>>>

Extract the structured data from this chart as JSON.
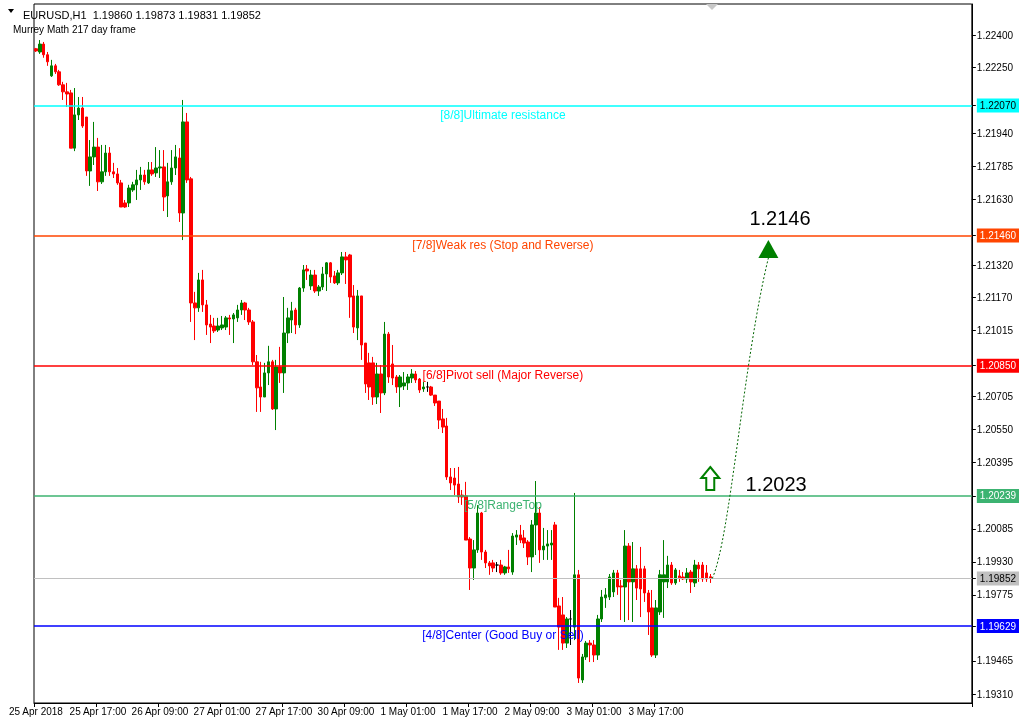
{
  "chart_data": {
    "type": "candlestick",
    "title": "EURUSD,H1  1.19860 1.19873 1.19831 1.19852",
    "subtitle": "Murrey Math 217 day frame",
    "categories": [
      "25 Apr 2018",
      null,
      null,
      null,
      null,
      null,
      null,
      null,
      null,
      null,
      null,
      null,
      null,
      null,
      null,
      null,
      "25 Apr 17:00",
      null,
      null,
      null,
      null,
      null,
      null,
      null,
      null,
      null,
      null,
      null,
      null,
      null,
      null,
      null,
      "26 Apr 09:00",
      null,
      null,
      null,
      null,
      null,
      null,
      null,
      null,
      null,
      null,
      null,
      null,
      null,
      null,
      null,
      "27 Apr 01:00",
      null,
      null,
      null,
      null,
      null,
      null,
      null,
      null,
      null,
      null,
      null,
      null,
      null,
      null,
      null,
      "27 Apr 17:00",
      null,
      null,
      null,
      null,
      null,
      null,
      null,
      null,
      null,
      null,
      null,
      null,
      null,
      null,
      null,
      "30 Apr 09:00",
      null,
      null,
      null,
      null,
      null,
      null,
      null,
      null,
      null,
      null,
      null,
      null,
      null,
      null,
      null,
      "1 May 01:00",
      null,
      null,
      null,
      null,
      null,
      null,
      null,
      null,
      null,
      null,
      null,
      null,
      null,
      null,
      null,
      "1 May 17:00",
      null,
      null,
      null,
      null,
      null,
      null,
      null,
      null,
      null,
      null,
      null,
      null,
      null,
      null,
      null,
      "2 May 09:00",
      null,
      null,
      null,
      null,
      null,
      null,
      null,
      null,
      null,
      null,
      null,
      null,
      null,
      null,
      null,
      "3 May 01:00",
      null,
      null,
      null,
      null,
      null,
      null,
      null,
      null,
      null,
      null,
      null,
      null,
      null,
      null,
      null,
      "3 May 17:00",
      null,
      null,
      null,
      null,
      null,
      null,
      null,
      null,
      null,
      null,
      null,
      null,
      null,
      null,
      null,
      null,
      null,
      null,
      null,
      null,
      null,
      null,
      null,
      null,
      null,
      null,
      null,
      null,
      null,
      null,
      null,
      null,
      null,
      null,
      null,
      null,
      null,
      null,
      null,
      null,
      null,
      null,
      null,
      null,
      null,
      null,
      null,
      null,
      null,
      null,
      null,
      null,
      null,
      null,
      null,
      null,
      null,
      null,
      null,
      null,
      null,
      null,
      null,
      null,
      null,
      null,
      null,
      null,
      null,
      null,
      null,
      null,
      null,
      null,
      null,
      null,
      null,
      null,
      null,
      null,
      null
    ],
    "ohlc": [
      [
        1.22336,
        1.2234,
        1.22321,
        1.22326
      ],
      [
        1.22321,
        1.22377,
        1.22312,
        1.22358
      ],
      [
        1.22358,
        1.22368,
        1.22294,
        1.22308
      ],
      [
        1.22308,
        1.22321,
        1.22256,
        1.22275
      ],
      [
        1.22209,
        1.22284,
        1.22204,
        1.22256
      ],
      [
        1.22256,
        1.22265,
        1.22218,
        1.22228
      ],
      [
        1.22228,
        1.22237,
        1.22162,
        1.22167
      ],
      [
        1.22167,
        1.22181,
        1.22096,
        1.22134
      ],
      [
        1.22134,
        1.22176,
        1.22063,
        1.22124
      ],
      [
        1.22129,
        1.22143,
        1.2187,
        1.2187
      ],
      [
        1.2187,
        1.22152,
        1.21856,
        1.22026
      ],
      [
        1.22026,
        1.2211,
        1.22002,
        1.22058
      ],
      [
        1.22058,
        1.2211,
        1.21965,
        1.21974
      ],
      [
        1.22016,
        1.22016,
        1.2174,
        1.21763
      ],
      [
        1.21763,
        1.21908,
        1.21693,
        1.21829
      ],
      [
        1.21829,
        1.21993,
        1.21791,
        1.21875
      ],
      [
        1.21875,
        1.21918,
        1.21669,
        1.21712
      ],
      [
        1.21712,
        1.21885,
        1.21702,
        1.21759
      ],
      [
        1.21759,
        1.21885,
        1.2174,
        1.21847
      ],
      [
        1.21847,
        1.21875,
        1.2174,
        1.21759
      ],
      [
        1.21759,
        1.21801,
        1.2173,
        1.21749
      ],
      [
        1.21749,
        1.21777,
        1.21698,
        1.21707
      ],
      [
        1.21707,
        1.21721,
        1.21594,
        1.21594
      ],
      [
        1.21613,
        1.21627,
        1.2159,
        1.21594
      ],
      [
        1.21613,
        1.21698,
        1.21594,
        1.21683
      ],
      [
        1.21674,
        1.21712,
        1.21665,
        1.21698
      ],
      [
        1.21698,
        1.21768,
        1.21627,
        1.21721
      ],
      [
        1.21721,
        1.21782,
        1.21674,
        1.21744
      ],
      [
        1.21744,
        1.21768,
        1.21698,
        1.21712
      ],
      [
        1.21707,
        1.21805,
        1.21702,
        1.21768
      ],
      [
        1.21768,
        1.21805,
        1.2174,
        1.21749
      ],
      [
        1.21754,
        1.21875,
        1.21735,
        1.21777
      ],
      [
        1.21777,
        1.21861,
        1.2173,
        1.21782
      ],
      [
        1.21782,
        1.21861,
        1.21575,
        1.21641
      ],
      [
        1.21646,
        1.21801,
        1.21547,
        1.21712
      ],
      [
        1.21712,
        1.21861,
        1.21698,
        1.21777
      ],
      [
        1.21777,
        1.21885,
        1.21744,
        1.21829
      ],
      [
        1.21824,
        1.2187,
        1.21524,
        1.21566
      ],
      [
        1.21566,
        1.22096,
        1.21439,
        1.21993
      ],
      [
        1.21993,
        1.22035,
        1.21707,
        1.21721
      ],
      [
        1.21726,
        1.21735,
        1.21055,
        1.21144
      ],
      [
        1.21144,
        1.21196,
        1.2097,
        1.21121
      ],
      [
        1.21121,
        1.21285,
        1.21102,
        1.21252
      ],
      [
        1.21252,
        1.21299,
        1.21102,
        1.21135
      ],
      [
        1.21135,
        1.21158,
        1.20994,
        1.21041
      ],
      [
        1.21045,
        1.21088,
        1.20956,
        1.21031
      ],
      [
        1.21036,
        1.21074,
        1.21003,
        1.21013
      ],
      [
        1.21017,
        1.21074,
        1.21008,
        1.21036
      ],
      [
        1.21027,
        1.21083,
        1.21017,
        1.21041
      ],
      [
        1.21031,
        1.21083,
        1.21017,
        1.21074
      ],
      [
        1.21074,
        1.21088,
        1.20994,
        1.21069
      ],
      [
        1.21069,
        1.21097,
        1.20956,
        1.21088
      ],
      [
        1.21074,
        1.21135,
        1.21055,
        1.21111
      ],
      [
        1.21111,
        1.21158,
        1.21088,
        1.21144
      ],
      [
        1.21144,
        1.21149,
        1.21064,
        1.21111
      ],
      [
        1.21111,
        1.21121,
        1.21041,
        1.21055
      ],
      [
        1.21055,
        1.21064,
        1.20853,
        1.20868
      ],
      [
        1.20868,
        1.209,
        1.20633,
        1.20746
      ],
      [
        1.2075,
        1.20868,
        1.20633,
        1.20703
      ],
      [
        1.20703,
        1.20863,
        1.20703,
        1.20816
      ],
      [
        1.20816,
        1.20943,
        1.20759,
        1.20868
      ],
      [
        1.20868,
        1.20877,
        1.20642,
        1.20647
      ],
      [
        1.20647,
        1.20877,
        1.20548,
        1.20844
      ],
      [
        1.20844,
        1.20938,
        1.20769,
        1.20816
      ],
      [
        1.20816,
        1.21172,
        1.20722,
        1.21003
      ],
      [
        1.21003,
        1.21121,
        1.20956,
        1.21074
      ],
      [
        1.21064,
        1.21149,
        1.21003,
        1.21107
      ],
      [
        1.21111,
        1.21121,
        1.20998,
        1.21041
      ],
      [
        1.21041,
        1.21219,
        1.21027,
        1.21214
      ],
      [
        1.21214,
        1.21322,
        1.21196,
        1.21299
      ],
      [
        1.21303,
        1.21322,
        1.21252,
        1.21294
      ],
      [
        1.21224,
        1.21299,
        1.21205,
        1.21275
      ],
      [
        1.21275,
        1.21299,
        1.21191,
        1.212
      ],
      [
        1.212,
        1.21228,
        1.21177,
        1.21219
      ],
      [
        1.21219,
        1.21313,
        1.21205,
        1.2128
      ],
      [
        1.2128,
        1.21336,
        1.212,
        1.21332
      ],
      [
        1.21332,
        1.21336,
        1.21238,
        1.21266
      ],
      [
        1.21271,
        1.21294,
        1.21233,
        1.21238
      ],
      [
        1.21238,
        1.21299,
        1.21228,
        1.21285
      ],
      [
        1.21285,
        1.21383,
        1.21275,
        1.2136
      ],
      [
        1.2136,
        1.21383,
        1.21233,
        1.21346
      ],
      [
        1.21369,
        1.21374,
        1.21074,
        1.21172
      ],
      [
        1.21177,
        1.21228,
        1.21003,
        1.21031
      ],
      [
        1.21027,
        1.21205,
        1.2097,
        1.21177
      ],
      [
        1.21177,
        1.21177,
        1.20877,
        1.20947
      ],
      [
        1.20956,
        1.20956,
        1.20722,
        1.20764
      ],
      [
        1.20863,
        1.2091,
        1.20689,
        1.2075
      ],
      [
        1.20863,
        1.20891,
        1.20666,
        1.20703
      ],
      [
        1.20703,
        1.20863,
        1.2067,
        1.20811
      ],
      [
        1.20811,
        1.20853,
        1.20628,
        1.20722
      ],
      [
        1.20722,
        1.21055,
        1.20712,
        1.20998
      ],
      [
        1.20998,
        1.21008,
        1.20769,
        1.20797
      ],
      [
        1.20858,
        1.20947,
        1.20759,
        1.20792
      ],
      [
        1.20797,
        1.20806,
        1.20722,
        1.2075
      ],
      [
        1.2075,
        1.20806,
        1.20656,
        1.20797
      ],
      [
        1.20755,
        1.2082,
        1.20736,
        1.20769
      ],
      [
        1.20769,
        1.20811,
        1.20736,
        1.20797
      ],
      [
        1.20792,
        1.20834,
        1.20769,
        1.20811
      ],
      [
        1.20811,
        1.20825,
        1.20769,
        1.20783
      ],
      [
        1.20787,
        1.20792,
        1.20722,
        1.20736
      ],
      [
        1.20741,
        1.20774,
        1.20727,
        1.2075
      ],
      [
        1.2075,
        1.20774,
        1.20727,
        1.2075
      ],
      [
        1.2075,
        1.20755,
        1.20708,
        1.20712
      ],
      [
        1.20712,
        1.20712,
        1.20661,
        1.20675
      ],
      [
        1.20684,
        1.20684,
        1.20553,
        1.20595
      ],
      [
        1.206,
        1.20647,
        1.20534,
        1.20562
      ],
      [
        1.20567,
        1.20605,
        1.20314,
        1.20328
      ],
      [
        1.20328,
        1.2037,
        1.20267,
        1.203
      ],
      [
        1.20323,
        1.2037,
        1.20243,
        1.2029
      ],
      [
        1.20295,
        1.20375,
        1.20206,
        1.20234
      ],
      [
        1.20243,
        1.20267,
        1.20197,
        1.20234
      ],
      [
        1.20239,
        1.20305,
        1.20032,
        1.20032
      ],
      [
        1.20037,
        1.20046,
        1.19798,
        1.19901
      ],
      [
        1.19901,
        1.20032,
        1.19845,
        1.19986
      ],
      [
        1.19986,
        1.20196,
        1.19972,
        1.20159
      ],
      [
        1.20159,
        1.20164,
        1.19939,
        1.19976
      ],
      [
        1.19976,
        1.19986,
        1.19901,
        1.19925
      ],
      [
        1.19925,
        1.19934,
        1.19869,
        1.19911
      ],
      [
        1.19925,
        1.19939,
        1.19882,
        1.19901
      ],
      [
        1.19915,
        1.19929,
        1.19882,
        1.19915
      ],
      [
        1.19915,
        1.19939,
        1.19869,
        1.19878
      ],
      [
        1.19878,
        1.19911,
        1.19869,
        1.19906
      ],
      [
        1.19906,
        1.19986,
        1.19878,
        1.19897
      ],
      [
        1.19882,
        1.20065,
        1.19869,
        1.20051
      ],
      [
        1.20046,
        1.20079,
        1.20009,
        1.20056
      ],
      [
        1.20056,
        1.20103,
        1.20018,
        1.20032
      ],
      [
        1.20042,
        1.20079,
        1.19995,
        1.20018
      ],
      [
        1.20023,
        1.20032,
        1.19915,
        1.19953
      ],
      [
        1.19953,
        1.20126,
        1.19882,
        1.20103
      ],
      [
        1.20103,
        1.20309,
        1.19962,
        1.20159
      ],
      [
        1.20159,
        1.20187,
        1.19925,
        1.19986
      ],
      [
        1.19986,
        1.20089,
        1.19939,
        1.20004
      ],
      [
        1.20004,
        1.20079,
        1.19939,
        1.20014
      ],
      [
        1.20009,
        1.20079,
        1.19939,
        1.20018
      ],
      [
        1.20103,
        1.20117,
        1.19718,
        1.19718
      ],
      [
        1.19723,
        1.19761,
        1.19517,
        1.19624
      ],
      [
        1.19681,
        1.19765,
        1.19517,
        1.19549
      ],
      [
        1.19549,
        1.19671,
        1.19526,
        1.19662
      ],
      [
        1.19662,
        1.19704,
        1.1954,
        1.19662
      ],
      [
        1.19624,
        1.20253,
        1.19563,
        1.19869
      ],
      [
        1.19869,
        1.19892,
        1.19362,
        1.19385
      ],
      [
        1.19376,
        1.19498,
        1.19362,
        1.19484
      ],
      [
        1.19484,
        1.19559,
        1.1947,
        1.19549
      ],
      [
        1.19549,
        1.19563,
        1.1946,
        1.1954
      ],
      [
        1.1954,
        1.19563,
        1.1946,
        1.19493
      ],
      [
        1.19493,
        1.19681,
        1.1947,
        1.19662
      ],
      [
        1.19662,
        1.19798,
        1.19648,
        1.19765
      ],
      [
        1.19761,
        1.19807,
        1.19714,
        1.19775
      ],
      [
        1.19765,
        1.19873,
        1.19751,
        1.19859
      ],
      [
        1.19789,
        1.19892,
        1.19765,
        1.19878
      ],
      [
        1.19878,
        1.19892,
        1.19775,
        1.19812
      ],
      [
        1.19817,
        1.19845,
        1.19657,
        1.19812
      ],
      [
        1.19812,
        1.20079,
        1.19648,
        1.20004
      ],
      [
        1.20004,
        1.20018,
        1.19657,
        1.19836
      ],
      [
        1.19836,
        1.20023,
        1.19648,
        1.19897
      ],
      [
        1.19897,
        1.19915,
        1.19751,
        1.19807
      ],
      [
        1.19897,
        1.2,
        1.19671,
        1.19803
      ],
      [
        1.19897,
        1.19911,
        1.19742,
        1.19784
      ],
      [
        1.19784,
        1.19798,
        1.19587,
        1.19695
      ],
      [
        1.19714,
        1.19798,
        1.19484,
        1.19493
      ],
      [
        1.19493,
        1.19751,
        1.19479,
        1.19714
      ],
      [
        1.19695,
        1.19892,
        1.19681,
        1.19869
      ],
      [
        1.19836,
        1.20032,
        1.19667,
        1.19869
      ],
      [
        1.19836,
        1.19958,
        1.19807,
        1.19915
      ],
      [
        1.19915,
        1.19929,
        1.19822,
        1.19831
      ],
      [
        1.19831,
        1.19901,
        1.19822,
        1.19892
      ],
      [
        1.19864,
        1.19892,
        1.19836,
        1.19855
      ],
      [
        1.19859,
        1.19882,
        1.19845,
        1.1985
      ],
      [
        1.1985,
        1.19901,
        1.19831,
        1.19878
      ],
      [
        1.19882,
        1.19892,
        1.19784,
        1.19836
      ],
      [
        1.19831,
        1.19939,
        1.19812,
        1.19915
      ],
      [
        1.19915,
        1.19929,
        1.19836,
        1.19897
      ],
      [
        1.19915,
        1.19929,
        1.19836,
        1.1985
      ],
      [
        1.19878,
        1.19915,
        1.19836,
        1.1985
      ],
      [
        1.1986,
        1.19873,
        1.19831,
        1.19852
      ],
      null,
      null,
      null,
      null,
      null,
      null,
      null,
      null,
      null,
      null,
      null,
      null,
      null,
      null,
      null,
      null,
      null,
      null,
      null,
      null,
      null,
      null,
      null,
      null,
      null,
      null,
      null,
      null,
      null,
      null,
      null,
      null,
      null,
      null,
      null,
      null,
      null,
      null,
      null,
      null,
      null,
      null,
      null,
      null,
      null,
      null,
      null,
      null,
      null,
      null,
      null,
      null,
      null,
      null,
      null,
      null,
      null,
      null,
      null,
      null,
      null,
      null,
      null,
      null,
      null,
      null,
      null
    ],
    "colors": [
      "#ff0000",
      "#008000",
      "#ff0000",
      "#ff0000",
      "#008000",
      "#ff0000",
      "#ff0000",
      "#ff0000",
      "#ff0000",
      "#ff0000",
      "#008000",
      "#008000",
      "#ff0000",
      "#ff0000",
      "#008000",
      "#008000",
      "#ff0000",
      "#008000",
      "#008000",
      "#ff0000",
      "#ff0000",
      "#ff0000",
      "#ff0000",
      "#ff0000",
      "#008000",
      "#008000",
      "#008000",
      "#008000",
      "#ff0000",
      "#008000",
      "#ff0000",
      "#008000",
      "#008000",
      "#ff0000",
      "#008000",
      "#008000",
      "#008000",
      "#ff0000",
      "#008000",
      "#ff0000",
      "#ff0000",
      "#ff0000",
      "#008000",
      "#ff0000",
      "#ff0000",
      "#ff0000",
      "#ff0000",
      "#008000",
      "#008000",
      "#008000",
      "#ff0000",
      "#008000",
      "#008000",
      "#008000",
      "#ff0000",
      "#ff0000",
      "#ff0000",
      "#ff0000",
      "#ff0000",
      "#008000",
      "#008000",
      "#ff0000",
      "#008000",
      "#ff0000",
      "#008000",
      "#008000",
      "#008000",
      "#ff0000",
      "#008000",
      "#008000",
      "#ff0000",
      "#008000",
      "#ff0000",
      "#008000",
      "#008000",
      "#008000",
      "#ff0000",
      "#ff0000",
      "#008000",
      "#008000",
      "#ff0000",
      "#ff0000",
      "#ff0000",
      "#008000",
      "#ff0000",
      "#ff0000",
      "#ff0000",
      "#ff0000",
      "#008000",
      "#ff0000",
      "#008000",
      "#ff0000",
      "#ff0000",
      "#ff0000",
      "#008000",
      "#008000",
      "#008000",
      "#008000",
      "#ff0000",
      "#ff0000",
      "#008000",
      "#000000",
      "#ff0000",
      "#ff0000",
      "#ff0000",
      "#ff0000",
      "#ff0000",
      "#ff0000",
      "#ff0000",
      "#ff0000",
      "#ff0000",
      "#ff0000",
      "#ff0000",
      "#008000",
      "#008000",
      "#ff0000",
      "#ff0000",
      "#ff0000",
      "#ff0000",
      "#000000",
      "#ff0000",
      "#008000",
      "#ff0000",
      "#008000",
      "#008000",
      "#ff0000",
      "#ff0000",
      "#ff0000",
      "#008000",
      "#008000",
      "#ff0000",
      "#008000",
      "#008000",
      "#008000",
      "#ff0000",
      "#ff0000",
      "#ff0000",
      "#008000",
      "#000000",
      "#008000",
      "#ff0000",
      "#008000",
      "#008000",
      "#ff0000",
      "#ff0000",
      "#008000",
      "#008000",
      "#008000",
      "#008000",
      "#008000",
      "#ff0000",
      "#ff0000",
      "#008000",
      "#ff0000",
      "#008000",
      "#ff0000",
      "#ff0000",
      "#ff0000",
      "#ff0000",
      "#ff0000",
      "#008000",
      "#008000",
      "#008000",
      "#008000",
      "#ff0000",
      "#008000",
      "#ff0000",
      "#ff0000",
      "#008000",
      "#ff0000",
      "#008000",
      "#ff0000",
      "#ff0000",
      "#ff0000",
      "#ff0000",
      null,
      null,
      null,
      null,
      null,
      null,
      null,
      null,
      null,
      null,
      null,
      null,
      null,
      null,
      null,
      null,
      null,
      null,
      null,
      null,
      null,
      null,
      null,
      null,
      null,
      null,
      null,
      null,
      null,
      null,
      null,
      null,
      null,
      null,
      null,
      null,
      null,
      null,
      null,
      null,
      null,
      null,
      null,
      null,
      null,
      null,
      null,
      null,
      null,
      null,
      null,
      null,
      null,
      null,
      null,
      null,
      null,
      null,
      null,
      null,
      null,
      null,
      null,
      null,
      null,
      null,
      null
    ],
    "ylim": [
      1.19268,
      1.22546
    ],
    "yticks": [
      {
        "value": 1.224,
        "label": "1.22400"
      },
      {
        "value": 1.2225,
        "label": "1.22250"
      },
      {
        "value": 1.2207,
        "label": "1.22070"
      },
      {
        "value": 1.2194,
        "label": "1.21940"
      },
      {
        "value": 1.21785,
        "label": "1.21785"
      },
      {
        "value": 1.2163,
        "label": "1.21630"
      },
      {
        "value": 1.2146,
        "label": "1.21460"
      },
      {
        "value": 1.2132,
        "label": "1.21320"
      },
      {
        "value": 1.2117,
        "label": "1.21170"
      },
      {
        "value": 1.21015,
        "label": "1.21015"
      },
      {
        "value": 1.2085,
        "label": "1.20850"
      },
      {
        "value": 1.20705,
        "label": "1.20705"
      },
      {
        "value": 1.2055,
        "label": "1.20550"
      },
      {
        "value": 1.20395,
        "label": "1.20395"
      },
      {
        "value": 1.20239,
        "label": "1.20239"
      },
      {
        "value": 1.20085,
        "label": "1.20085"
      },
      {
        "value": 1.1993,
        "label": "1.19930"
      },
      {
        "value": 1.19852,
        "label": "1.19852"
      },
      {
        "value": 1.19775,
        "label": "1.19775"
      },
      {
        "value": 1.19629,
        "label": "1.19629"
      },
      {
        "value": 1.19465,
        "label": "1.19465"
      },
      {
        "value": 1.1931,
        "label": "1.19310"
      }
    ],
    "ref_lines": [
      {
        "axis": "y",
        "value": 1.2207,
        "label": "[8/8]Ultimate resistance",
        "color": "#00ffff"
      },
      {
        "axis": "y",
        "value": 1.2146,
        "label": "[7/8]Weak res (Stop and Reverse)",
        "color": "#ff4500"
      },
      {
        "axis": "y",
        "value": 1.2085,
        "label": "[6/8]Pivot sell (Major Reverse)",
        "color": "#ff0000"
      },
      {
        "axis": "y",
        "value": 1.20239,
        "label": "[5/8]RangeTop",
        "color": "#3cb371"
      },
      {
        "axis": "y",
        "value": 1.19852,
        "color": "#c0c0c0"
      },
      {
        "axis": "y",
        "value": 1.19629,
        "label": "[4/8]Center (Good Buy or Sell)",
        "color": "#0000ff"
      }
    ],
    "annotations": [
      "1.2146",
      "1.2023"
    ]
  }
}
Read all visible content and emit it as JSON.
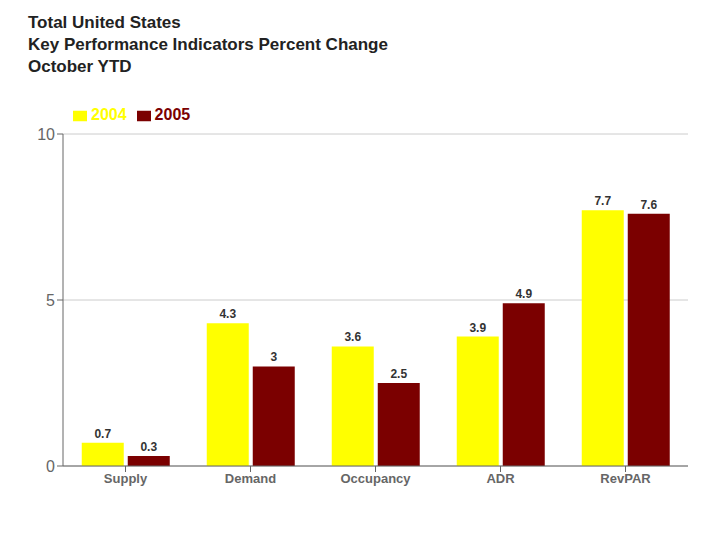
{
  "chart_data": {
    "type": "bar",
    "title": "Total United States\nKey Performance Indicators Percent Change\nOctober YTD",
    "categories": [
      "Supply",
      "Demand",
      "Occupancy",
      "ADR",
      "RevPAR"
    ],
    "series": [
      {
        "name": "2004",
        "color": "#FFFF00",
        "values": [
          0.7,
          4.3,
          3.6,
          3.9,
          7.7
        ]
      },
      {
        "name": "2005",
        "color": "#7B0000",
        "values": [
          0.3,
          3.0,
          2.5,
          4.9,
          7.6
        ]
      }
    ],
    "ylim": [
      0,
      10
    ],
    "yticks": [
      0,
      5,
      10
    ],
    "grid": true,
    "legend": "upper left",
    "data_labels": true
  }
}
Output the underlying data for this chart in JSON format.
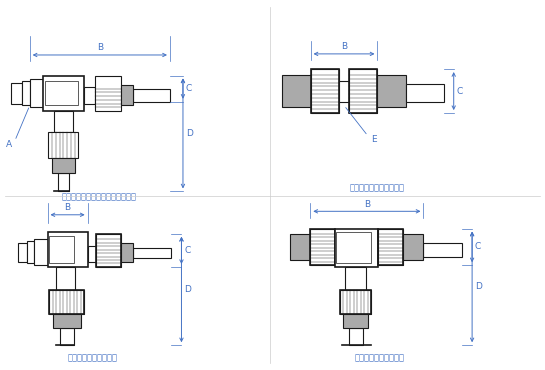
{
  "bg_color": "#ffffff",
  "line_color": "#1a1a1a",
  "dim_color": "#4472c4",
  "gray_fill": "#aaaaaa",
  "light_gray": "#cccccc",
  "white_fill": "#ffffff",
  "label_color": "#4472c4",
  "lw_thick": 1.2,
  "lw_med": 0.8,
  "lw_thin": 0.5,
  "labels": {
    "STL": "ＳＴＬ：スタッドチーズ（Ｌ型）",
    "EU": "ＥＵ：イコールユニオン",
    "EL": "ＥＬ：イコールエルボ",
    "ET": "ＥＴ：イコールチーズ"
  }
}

<<<

TASK REQUIREMENTS => From the listing above, copy every line that includes the word "JSON".

ANSWER IN FULL =>
Extract the structured data from this chart as JSON.
Read all visible content and emit it as JSON.
Output the underlying data for this chart in JSON format.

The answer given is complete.